- _Written problem_
Locate every line that holds the string "deze" and copy it.
-------
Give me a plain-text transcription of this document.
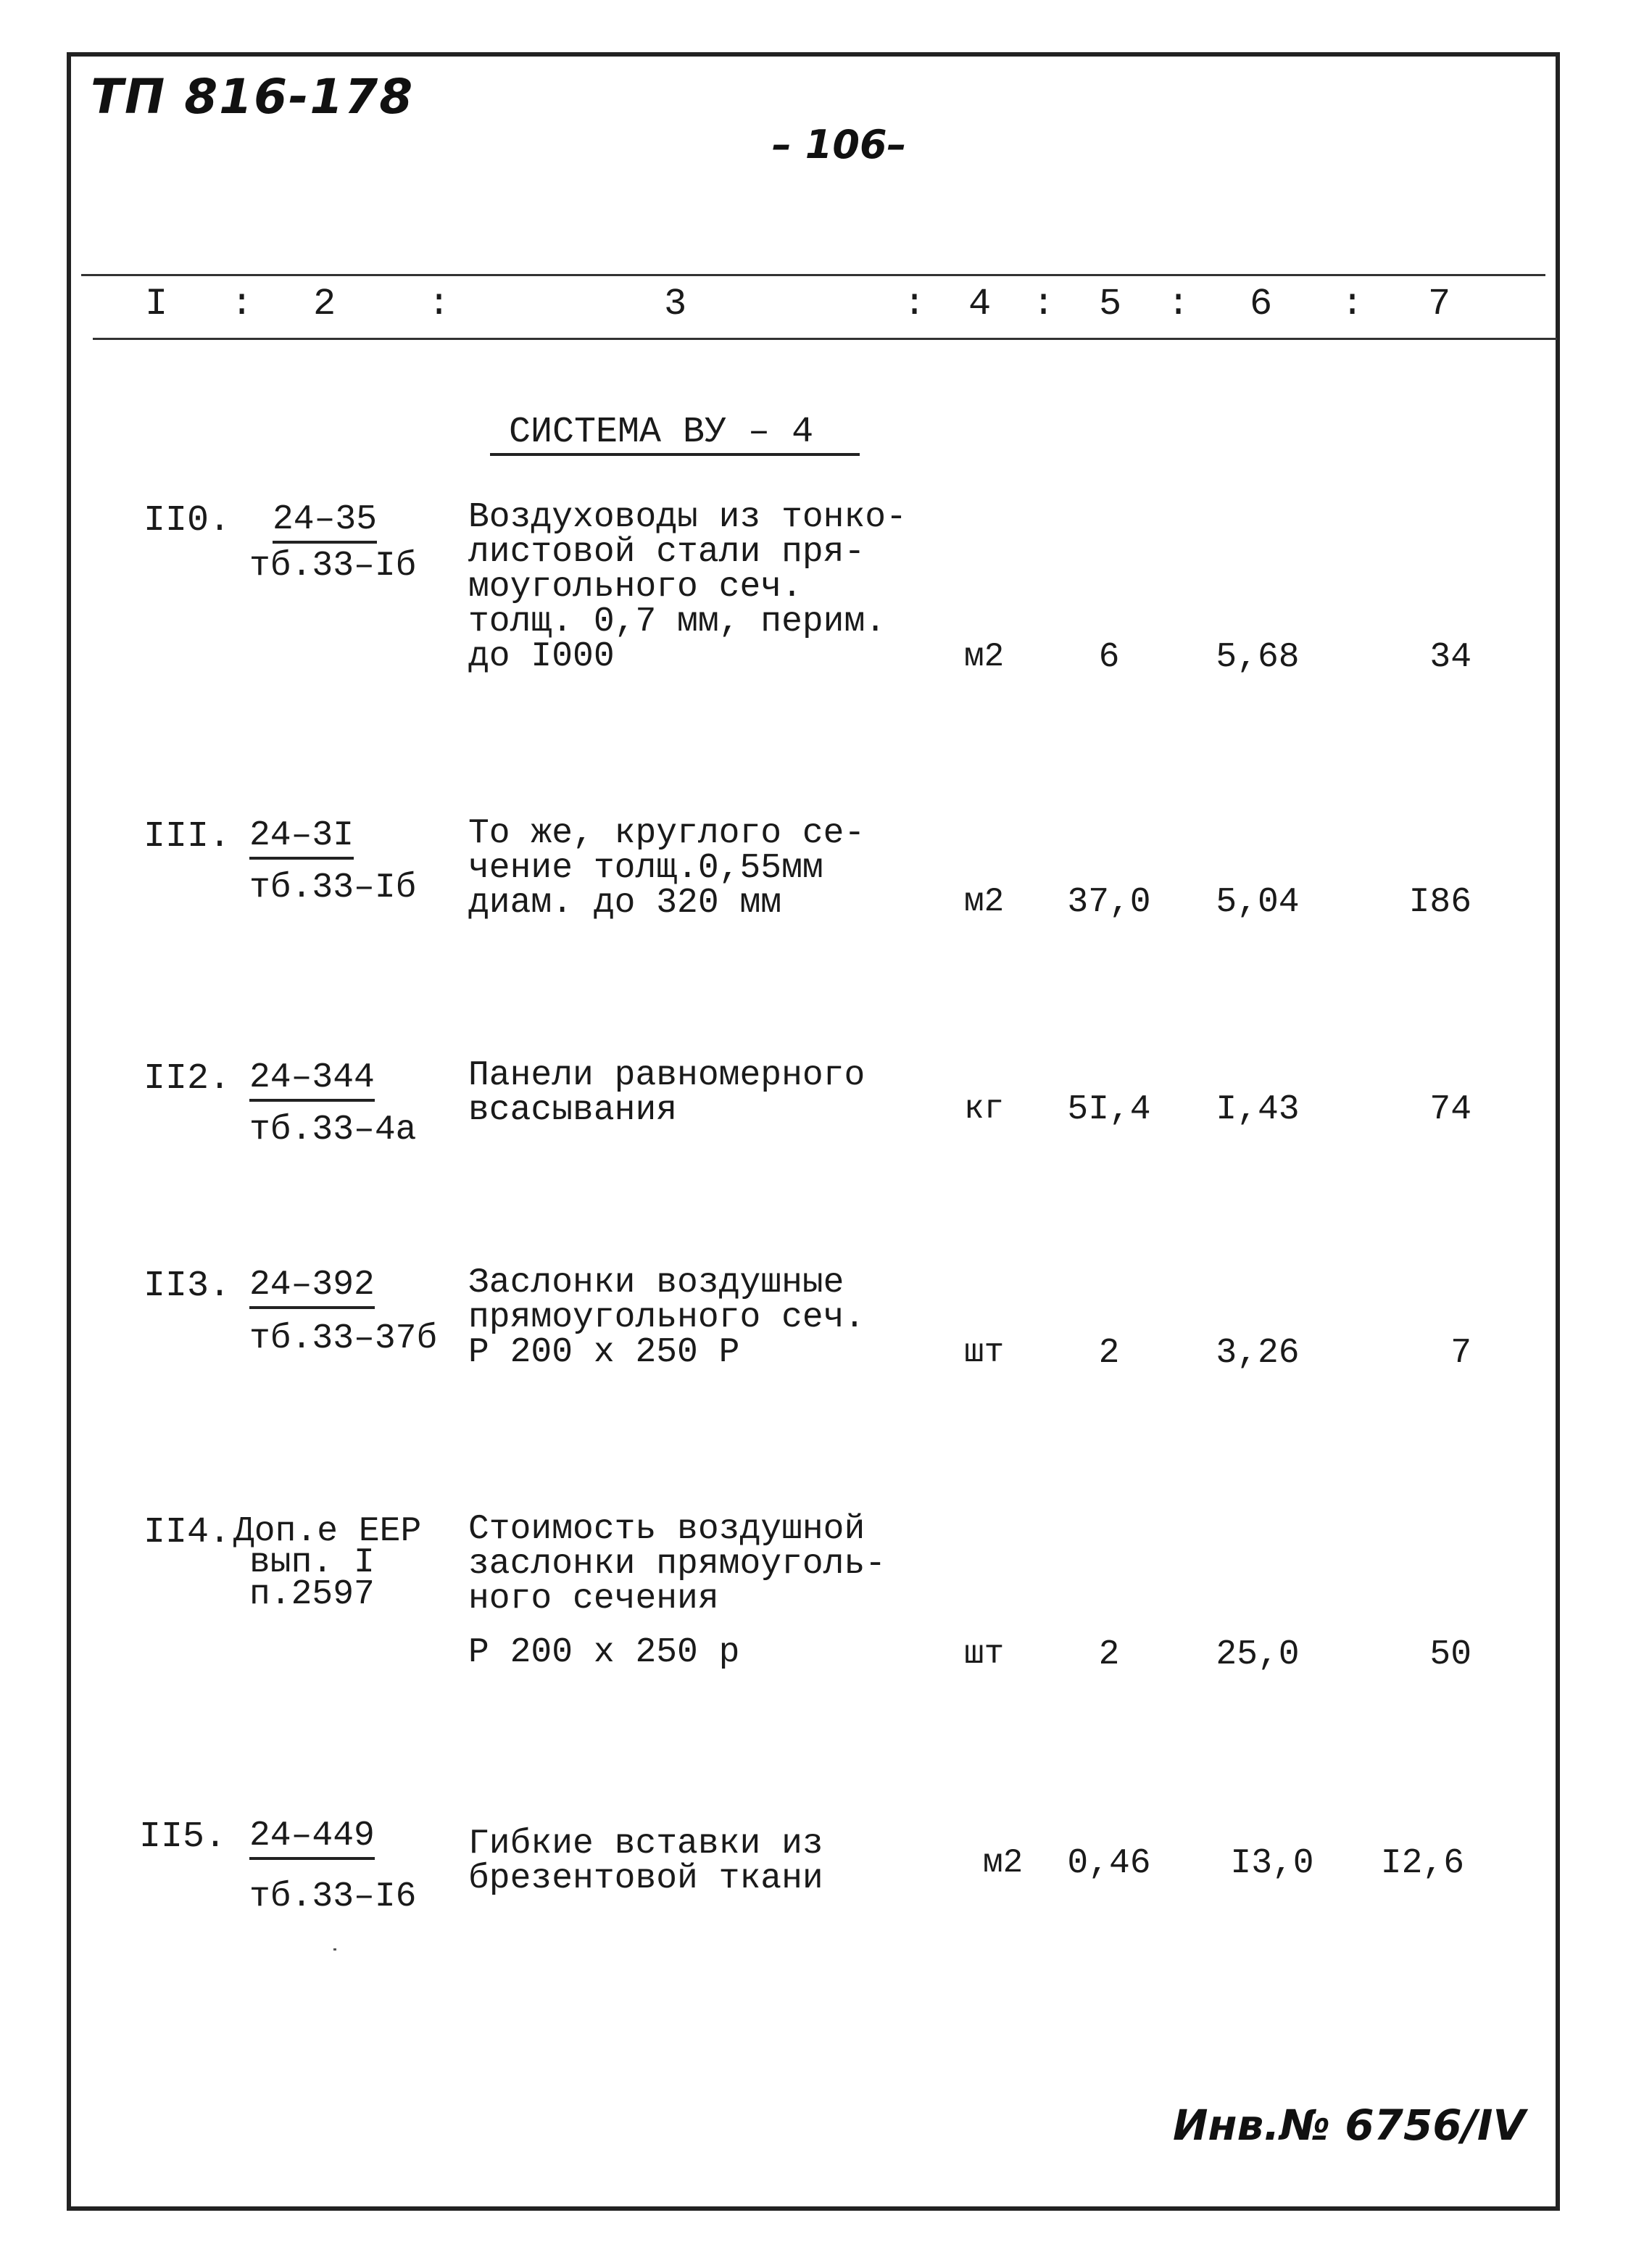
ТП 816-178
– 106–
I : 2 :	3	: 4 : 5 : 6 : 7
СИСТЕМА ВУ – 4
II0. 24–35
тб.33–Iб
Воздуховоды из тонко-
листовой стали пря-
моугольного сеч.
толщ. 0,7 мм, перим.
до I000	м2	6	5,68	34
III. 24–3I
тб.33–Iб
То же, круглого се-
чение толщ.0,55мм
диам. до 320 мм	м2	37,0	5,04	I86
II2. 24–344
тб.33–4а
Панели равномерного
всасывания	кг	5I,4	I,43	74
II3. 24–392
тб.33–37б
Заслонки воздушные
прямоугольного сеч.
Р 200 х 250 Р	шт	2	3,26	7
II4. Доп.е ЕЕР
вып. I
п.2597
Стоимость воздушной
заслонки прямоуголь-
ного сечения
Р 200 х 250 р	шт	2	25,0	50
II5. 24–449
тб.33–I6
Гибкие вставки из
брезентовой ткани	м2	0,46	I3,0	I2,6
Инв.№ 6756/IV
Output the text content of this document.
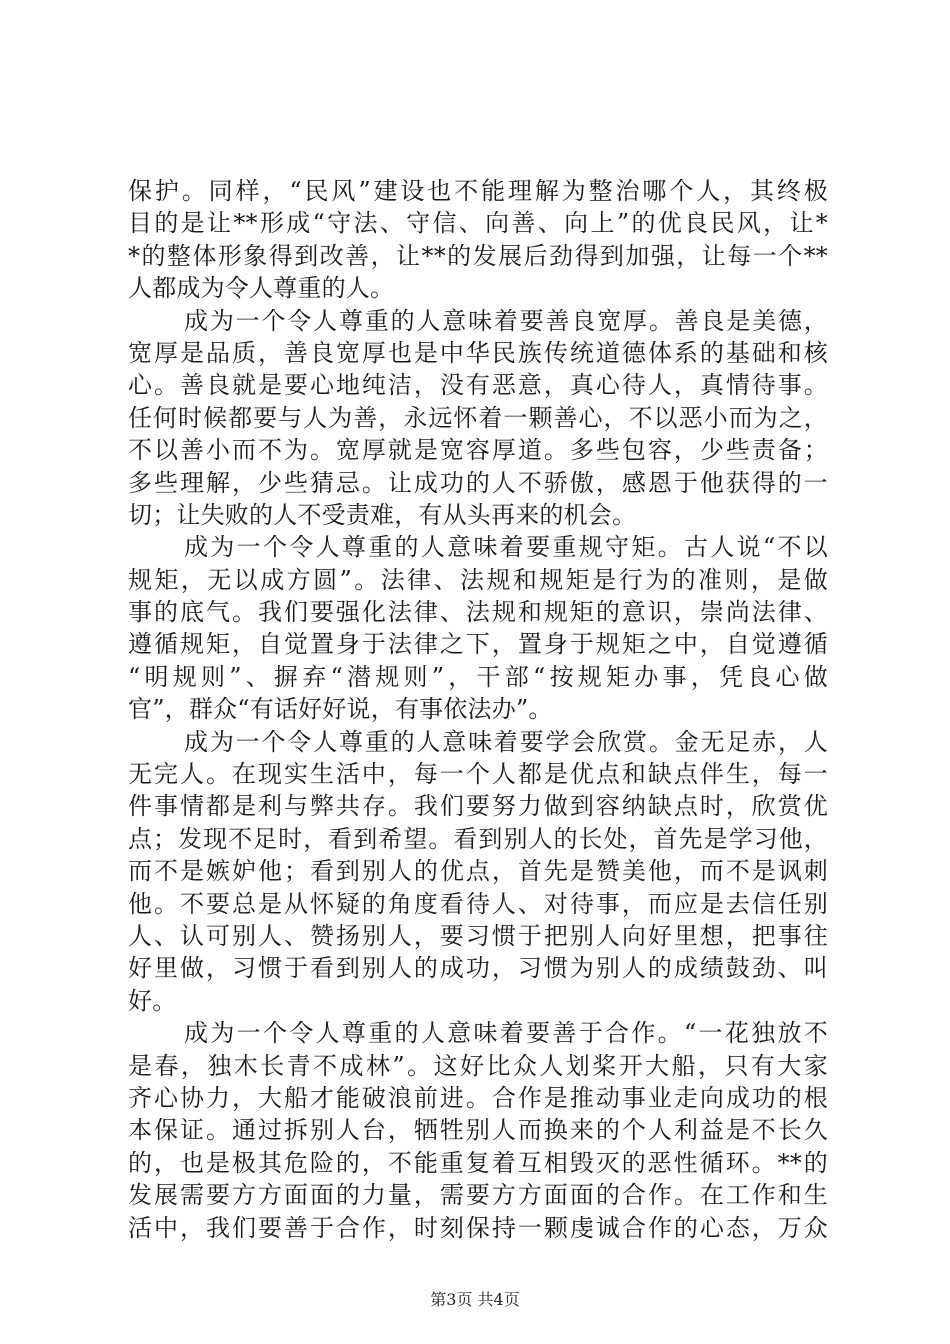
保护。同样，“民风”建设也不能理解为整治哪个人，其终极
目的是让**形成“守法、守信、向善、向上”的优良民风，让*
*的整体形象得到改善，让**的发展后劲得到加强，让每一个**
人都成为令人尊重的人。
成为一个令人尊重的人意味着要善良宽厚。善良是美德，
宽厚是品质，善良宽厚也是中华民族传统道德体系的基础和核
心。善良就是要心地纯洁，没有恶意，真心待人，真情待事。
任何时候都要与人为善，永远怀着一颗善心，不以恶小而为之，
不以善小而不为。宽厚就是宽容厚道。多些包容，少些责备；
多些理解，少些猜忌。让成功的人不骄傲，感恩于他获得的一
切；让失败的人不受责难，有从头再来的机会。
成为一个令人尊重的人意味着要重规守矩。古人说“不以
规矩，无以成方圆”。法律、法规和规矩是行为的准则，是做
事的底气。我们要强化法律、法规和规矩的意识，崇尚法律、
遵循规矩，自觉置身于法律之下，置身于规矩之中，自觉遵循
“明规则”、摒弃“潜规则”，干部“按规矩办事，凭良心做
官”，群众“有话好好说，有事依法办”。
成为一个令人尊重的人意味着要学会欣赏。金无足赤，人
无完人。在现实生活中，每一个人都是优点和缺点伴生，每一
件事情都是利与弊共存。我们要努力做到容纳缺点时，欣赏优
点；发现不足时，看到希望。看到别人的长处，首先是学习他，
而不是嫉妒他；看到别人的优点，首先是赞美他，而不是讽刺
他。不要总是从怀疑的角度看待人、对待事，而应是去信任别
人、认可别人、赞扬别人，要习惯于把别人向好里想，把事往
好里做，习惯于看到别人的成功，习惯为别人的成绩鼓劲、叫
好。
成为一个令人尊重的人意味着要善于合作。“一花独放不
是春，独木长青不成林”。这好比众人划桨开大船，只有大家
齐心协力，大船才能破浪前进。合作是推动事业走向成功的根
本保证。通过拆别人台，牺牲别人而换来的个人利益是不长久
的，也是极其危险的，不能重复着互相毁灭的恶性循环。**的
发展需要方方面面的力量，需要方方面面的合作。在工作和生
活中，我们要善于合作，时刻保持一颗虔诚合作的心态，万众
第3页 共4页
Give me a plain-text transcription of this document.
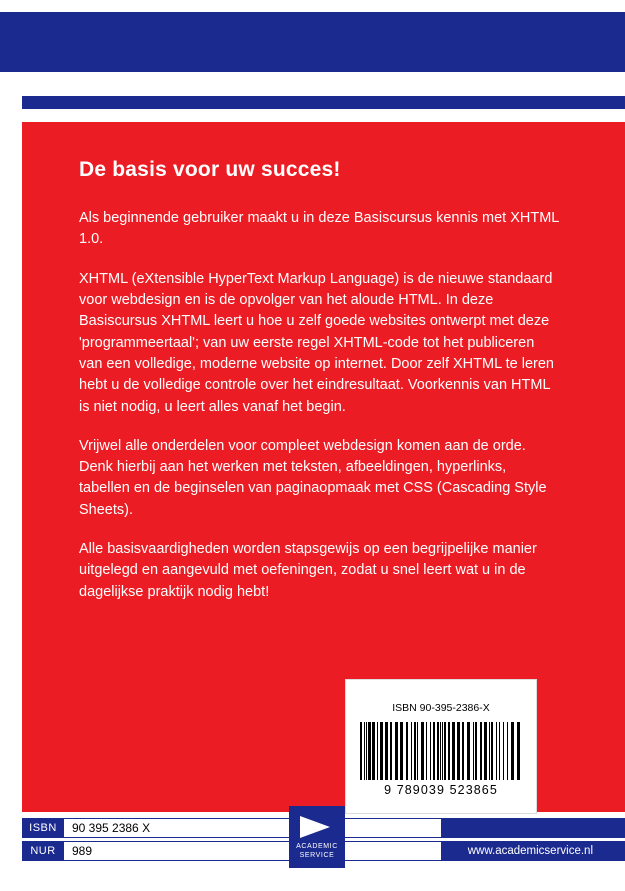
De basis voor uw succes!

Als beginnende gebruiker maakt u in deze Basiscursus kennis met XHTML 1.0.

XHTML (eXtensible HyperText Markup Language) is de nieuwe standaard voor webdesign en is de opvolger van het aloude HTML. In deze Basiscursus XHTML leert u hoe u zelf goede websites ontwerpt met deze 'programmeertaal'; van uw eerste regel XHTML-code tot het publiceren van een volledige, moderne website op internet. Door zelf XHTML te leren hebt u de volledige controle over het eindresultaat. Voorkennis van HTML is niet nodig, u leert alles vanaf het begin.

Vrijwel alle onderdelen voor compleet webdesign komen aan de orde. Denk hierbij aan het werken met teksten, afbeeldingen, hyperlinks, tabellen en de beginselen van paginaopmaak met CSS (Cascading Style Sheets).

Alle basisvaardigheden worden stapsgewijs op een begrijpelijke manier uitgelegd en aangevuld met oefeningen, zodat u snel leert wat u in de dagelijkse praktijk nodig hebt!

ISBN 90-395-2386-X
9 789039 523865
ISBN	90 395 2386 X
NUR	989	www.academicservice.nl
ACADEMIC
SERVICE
-------
- _Finished exercise_
Als beginnende gebruiker maakt u in deze Basiscursus kennis met XHTML 1.0.
XHTML (eXtensible HyperText Markup Language) is de nieuwe standaard voor webdesign en is de opvolger van het aloude HTML. In deze Basiscursus XHTML leert u hoe u zelf goede websites ontwerpt met deze 'programmeertaal'; van uw eerste regel XHTML-code tot het publiceren van een volledige, moderne website op internet. Door zelf XHTML te leren hebt u de volledige controle over het eindresultaat. Voorkennis van HTML is niet nodig, u leert alles vanaf het begin.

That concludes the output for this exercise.